---------- Provided data
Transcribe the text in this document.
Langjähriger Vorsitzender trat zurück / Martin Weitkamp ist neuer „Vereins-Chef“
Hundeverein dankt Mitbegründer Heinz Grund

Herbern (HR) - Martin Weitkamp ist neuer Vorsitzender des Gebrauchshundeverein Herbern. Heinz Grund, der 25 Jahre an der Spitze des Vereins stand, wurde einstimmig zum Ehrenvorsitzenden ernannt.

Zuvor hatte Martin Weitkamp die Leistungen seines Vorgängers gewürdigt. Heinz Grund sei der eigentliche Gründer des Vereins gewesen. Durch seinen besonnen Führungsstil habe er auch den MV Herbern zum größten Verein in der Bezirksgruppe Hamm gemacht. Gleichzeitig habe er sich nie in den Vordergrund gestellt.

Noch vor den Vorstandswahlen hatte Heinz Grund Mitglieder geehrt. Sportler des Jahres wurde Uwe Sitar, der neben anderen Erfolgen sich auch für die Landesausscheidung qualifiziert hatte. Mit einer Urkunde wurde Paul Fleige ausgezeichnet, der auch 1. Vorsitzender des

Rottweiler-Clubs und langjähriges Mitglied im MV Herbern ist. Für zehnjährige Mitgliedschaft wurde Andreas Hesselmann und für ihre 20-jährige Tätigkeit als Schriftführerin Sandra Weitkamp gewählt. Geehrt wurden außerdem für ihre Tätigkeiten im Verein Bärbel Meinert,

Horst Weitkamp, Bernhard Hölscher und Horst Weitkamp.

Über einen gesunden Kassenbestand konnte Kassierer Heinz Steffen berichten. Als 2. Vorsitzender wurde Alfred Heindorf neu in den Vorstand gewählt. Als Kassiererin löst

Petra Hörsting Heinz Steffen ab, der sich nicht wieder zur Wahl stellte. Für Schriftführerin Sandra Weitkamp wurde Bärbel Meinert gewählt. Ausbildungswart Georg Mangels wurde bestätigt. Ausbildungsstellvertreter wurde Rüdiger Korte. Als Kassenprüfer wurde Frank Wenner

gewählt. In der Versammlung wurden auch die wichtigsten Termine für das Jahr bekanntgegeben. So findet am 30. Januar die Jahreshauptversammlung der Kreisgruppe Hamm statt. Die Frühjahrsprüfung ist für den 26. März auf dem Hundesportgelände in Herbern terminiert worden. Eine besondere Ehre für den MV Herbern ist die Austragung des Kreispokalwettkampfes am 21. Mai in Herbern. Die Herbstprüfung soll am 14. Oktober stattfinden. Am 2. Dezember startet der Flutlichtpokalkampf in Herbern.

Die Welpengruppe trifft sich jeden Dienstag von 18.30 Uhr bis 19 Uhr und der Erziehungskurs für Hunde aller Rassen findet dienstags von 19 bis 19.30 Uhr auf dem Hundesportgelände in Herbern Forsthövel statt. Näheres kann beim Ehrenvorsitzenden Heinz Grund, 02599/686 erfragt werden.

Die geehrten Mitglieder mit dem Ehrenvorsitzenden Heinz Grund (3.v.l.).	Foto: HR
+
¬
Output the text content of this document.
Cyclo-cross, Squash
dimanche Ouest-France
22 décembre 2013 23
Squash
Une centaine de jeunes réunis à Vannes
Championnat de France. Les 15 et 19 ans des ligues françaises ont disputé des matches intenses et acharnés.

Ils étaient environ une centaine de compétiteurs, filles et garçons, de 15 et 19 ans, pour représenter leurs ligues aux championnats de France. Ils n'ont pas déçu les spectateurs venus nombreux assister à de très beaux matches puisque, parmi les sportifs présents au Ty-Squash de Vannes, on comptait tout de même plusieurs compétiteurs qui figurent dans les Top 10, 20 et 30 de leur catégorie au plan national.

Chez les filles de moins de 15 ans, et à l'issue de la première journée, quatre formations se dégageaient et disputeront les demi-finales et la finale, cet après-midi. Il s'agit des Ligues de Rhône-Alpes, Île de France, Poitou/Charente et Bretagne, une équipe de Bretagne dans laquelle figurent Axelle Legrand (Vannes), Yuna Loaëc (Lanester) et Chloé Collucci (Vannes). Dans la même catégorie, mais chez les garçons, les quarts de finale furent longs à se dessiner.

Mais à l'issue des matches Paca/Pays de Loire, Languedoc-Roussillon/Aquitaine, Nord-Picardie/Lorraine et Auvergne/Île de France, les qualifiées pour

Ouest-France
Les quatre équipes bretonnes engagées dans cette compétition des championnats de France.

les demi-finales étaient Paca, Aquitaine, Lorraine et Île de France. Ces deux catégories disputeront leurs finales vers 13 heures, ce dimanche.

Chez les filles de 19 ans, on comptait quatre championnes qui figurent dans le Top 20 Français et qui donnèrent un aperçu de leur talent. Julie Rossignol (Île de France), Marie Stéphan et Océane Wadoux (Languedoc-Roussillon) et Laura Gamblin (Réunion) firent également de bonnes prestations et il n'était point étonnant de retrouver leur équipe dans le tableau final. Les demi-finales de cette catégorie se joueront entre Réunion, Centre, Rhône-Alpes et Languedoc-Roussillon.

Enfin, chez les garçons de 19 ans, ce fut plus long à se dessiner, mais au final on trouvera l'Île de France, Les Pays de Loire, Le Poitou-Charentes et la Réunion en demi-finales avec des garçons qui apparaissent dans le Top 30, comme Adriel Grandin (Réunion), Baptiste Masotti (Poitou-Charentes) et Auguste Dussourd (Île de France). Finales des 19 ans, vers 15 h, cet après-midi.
--------------------
**Task statement**
Gather each line of the records holding the string "Lorraine".

**Completed exercise**
Mais à l'issue des matches Paca/Pays de Loire, Languedoc-Roussillon/Aquitaine, Nord-Picardie/Lorraine et Auvergne/Île de France, les qualifiées pour
les demi-finales étaient Paca, Aquitaine, Lorraine et Île de France. Ces deux catégories disputeront leurs finales vers 13 heures, ce dimanche.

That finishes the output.